Task details:
Produce an exact copy of all the records.

Dataset rows:
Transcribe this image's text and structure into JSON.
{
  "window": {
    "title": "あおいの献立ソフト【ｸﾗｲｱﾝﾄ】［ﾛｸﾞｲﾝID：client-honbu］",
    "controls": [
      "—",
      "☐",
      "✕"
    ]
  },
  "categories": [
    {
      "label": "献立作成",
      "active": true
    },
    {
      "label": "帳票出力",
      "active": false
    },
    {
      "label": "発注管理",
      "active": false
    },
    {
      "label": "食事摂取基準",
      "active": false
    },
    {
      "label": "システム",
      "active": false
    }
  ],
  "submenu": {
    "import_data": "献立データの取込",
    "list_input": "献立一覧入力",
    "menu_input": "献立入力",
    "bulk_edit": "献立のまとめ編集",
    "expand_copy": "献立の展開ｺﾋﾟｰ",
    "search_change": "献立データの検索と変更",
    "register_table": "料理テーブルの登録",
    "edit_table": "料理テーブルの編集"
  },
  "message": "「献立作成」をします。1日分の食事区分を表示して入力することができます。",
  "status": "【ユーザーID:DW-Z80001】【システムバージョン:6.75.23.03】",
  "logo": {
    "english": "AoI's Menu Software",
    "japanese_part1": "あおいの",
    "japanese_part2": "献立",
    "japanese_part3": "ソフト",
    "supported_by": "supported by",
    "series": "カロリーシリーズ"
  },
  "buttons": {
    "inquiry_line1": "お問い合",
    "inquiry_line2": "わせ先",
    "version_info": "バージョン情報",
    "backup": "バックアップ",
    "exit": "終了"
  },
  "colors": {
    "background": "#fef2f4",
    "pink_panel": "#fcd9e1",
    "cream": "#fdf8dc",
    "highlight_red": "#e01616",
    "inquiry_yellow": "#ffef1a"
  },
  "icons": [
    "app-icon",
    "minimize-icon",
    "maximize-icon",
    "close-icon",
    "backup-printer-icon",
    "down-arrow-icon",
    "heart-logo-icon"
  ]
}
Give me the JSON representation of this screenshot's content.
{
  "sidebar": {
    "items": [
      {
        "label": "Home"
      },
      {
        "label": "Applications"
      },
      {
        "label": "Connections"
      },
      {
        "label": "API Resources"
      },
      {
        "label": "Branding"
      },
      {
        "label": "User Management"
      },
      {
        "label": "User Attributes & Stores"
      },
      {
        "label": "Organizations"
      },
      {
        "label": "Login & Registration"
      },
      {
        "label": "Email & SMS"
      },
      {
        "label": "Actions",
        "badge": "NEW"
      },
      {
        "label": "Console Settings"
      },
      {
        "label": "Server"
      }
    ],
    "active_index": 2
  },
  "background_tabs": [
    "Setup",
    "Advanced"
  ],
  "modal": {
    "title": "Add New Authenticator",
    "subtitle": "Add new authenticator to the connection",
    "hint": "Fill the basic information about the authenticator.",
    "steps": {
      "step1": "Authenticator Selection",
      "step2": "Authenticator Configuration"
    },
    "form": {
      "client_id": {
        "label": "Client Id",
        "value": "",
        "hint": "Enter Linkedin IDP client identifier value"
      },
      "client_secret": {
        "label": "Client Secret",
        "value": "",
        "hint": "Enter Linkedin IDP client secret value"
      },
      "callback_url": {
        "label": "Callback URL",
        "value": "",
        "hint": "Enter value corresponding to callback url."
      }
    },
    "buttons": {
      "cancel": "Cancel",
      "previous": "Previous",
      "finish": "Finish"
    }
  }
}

Solution to this exercise:
Transcribe this image's text and structure into JSON.
{
  "window": {
    "title": "あおいの献立ソフト【ｸﾗｲｱﾝﾄ】［ﾛｸﾞｲﾝID：client-honbu］",
    "controls": [
      "—",
      "☐",
      "✕"
    ]
  },
  "categories": [
    {
      "label": "献立作成",
      "active": true
    },
    {
      "label": "帳票出力",
      "active": false
    },
    {
      "label": "発注管理",
      "active": false
    },
    {
      "label": "食事摂取基準",
      "active": false
    },
    {
      "label": "システム",
      "active": false
    }
  ],
  "submenu": {
    "import_data": "献立データの取込",
    "list_input": "献立一覧入力",
    "menu_input": "献立入力",
    "bulk_edit": "献立のまとめ編集",
    "expand_copy": "献立の展開ｺﾋﾟｰ",
    "search_change": "献立データの検索と変更",
    "register_table": "料理テーブルの登録",
    "edit_table": "料理テーブルの編集"
  },
  "message": "「献立作成」をします。1日分の食事区分を表示して入力することができます。",
  "status": "【ユーザーID:DW-Z80001】【システムバージョン:6.75.23.03】",
  "logo": {
    "english": "AoI's Menu Software",
    "japanese_part1": "あおいの",
    "japanese_part2": "献立",
    "japanese_part3": "ソフト",
    "supported_by": "supported by",
    "series": "カロリーシリーズ"
  },
  "buttons": {
    "inquiry_line1": "お問い合",
    "inquiry_line2": "わせ先",
    "version_info": "バージョン情報",
    "backup": "バックアップ",
    "exit": "終了"
  },
  "colors": {
    "background": "#fef2f4",
    "pink_panel": "#fcd9e1",
    "cream": "#fdf8dc",
    "highlight_red": "#e01616",
    "inquiry_yellow": "#ffef1a"
  },
  "icons": [
    "app-icon",
    "minimize-icon",
    "maximize-icon",
    "close-icon",
    "backup-printer-icon",
    "down-arrow-icon",
    "heart-logo-icon"
  ]
}
Give me the JSON representation of this screenshot's content.
{
  "sidebar": {
    "items": [
      {
        "label": "Home"
      },
      {
        "label": "Applications"
      },
      {
        "label": "Connections"
      },
      {
        "label": "API Resources"
      },
      {
        "label": "Branding"
      },
      {
        "label": "User Management"
      },
      {
        "label": "User Attributes & Stores"
      },
      {
        "label": "Organizations"
      },
      {
        "label": "Login & Registration"
      },
      {
        "label": "Email & SMS"
      },
      {
        "label": "Actions",
        "badge": "NEW"
      },
      {
        "label": "Console Settings"
      },
      {
        "label": "Server"
      }
    ],
    "active_index": 2
  },
  "background_tabs": [
    "Setup",
    "Advanced"
  ],
  "modal": {
    "title": "Add New Authenticator",
    "subtitle": "Add new authenticator to the connection",
    "hint": "Fill the basic information about the authenticator.",
    "steps": {
      "step1": "Authenticator Selection",
      "step2": "Authenticator Configuration"
    },
    "form": {
      "client_id": {
        "label": "Client Id",
        "value": "",
        "hint": "Enter Linkedin IDP client identifier value"
      },
      "client_secret": {
        "label": "Client Secret",
        "value": "",
        "hint": "Enter Linkedin IDP client secret value"
      },
      "callback_url": {
        "label": "Callback URL",
        "value": "",
        "hint": "Enter value corresponding to callback url."
      }
    },
    "buttons": {
      "cancel": "Cancel",
      "previous": "Previous",
      "finish": "Finish"
    }
  }
}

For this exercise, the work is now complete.